Task:
Collect each line of the entries that holds the string "长江有色市场".
--------------------
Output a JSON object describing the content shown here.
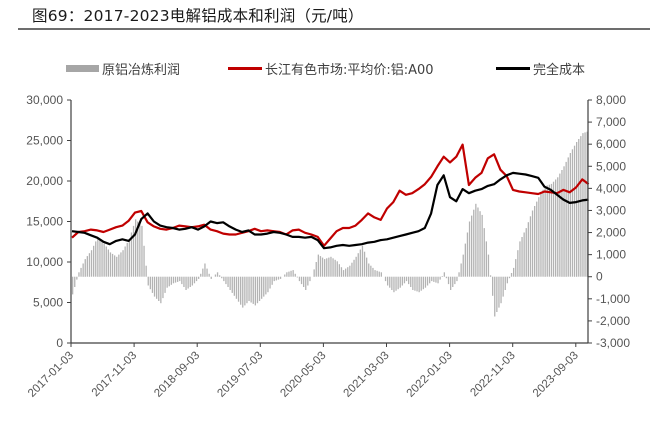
{
  "title": "图69：2017-2023电解铝成本和利润（元/吨）",
  "legend": {
    "profit": "原铝冶炼利润",
    "price": "长江有色市场:平均价:铝:A00",
    "cost": "完全成本"
  },
  "colors": {
    "profit": "#a6a6a6",
    "price": "#c00000",
    "cost": "#000000",
    "axis": "#404040"
  },
  "chart_data": {
    "type": "line+bar",
    "title": "图69：2017-2023电解铝成本和利润（元/吨）",
    "xlabel": "",
    "ylabel_left": "元/吨",
    "ylabel_right": "元/吨",
    "ylim_left": [
      0,
      30000
    ],
    "ylim_right": [
      -3000,
      8000
    ],
    "yticks_left": [
      "30,000",
      "25,000",
      "20,000",
      "15,000",
      "10,000",
      "5,000",
      "0"
    ],
    "yticks_right": [
      "8,000",
      "7,000",
      "6,000",
      "5,000",
      "4,000",
      "3,000",
      "2,000",
      "1,000",
      "0",
      "-1,000",
      "-2,000",
      "-3,000"
    ],
    "xticks": [
      "2017-01-03",
      "2017-11-03",
      "2018-09-03",
      "2019-07-03",
      "2020-05-03",
      "2021-03-03",
      "2022-01-03",
      "2022-11-03",
      "2023-09-03"
    ],
    "legend_position": "top",
    "grid": false,
    "months": [
      "2017-01",
      "2017-02",
      "2017-03",
      "2017-04",
      "2017-05",
      "2017-06",
      "2017-07",
      "2017-08",
      "2017-09",
      "2017-10",
      "2017-11",
      "2017-12",
      "2018-01",
      "2018-02",
      "2018-03",
      "2018-04",
      "2018-05",
      "2018-06",
      "2018-07",
      "2018-08",
      "2018-09",
      "2018-10",
      "2018-11",
      "2018-12",
      "2019-01",
      "2019-02",
      "2019-03",
      "2019-04",
      "2019-05",
      "2019-06",
      "2019-07",
      "2019-08",
      "2019-09",
      "2019-10",
      "2019-11",
      "2019-12",
      "2020-01",
      "2020-02",
      "2020-03",
      "2020-04",
      "2020-05",
      "2020-06",
      "2020-07",
      "2020-08",
      "2020-09",
      "2020-10",
      "2020-11",
      "2020-12",
      "2021-01",
      "2021-02",
      "2021-03",
      "2021-04",
      "2021-05",
      "2021-06",
      "2021-07",
      "2021-08",
      "2021-09",
      "2021-10",
      "2021-11",
      "2021-12",
      "2022-01",
      "2022-02",
      "2022-03",
      "2022-04",
      "2022-05",
      "2022-06",
      "2022-07",
      "2022-08",
      "2022-09",
      "2022-10",
      "2022-11",
      "2022-12",
      "2023-01",
      "2023-02",
      "2023-03",
      "2023-04",
      "2023-05",
      "2023-06",
      "2023-07",
      "2023-08",
      "2023-09",
      "2023-10",
      "2023-11"
    ],
    "series": [
      {
        "name": "原铝冶炼利润",
        "axis": "right",
        "type": "bar",
        "values": [
          -800,
          200,
          800,
          1200,
          1800,
          1500,
          1100,
          900,
          1200,
          1700,
          2600,
          2300,
          -400,
          -900,
          -1200,
          -500,
          -300,
          -200,
          -600,
          -400,
          -100,
          600,
          -100,
          200,
          -200,
          -600,
          -1000,
          -1400,
          -1100,
          -1300,
          -1000,
          -700,
          -200,
          -100,
          200,
          300,
          -200,
          -600,
          0,
          1000,
          800,
          900,
          700,
          300,
          500,
          900,
          1400,
          600,
          300,
          200,
          -400,
          -700,
          -500,
          -200,
          -600,
          -700,
          -500,
          -200,
          -300,
          200,
          -600,
          -200,
          1000,
          2500,
          3300,
          2800,
          1000,
          -1800,
          -1200,
          -300,
          400,
          1600,
          2200,
          3000,
          3600,
          4100,
          4200,
          4500,
          5000,
          5600,
          6100,
          6500,
          6600
        ]
      },
      {
        "name": "长江有色市场:平均价:铝:A00",
        "axis": "left",
        "type": "line",
        "values": [
          13000,
          13700,
          13800,
          14000,
          13900,
          13700,
          14000,
          14300,
          14500,
          15100,
          16100,
          16300,
          14900,
          14400,
          14100,
          14000,
          14200,
          14500,
          14400,
          14300,
          14400,
          14600,
          14000,
          13800,
          13500,
          13400,
          13400,
          13600,
          13800,
          14100,
          13800,
          13900,
          13800,
          13700,
          13400,
          13900,
          14000,
          13600,
          13400,
          13100,
          12000,
          12900,
          13800,
          14200,
          14200,
          14500,
          15200,
          16000,
          15500,
          15200,
          16600,
          17400,
          18800,
          18300,
          18500,
          19000,
          19600,
          20500,
          21800,
          23000,
          22300,
          23000,
          24500,
          19500,
          20400,
          21000,
          22800,
          23300,
          21400,
          20600,
          18900,
          18700,
          18600,
          18500,
          18400,
          18700,
          18600,
          18500,
          18900,
          18600,
          19200,
          20200,
          19600
        ]
      },
      {
        "name": "完全成本",
        "axis": "left",
        "type": "line",
        "values": [
          13800,
          13700,
          13600,
          13300,
          13000,
          12500,
          12200,
          12600,
          12800,
          12600,
          13400,
          15300,
          16000,
          15000,
          14500,
          14300,
          14200,
          14000,
          14100,
          14300,
          14000,
          14400,
          15000,
          14800,
          14900,
          14400,
          14000,
          13700,
          13900,
          13400,
          13400,
          13500,
          13700,
          13600,
          13400,
          13100,
          13100,
          13000,
          13100,
          12700,
          11700,
          11800,
          12000,
          12100,
          12000,
          12100,
          12200,
          12400,
          12500,
          12700,
          12800,
          13000,
          13200,
          13400,
          13600,
          13800,
          14200,
          16000,
          19500,
          20700,
          18000,
          17500,
          19000,
          18500,
          18800,
          19000,
          19400,
          19600,
          20200,
          20700,
          21000,
          20900,
          20800,
          20600,
          20400,
          19300,
          18900,
          18300,
          17700,
          17300,
          17400,
          17600,
          17700
        ]
      }
    ]
  }
}
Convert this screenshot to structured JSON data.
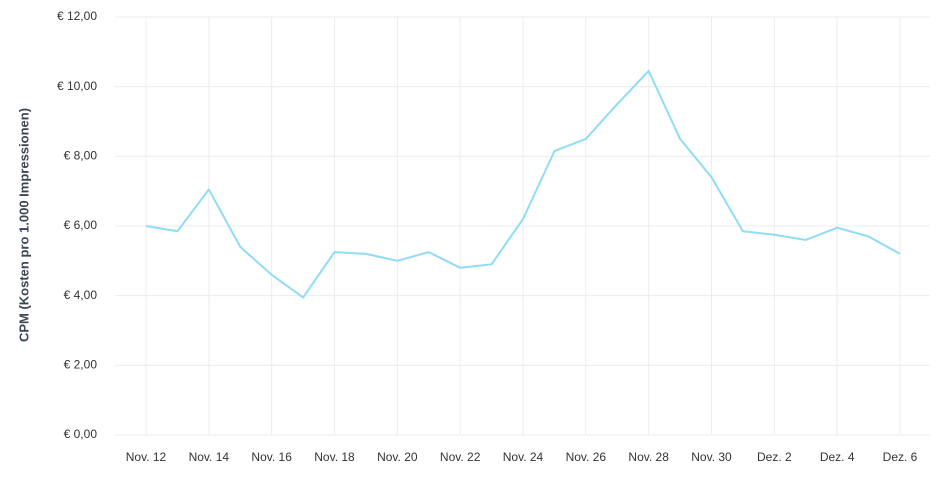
{
  "chart_data": {
    "type": "line",
    "y_label": "CPM (Kosten pro 1.000 Impressionen)",
    "categories": [
      "Nov. 12",
      null,
      "Nov. 14",
      null,
      "Nov. 16",
      null,
      "Nov. 18",
      null,
      "Nov. 20",
      null,
      "Nov. 22",
      null,
      "Nov. 24",
      null,
      "Nov. 26",
      null,
      "Nov. 28",
      null,
      "Nov. 30",
      null,
      "Dez. 2",
      null,
      "Dez. 4",
      null,
      "Dez. 6"
    ],
    "values": [
      6.0,
      5.85,
      7.05,
      5.4,
      4.6,
      3.95,
      5.25,
      5.2,
      5.0,
      5.25,
      4.8,
      4.9,
      6.2,
      8.15,
      8.5,
      9.5,
      10.45,
      8.5,
      7.4,
      5.85,
      5.75,
      5.6,
      5.95,
      5.7,
      5.2
    ],
    "color": "#8fdcf6",
    "ylim": [
      0,
      12
    ],
    "yticks": [
      {
        "value": 0,
        "label": "€ 0,00"
      },
      {
        "value": 2,
        "label": "€ 2,00"
      },
      {
        "value": 4,
        "label": "€ 4,00"
      },
      {
        "value": 6,
        "label": "€ 6,00"
      },
      {
        "value": 8,
        "label": "€ 8,00"
      },
      {
        "value": 10,
        "label": "€ 10,00"
      },
      {
        "value": 12,
        "label": "€ 12,00"
      }
    ],
    "grid": true
  }
}
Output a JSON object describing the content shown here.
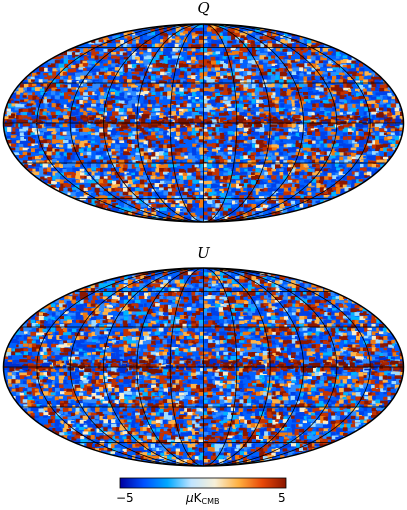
{
  "panels": [
    {
      "title": "Q",
      "band_strength": 0.75,
      "seed": 11
    },
    {
      "title": "U",
      "band_strength": 1.0,
      "seed": 29
    }
  ],
  "colorbar": {
    "min_label": "−5",
    "max_label": "5",
    "unit_prefix": "μ",
    "unit_main": "K",
    "unit_sub": "CMB",
    "colors": [
      "#0000a0",
      "#0050ff",
      "#00a8ff",
      "#bfe4ff",
      "#f7f0d8",
      "#ffb040",
      "#e84808",
      "#8a1600"
    ]
  },
  "projection": "Mollweide",
  "graticule": true
}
--------------------
Complete answer:
    "price": "长江有色市场:平均价:铝:A00",
        "name": "长江有色市场:平均价:铝:A00",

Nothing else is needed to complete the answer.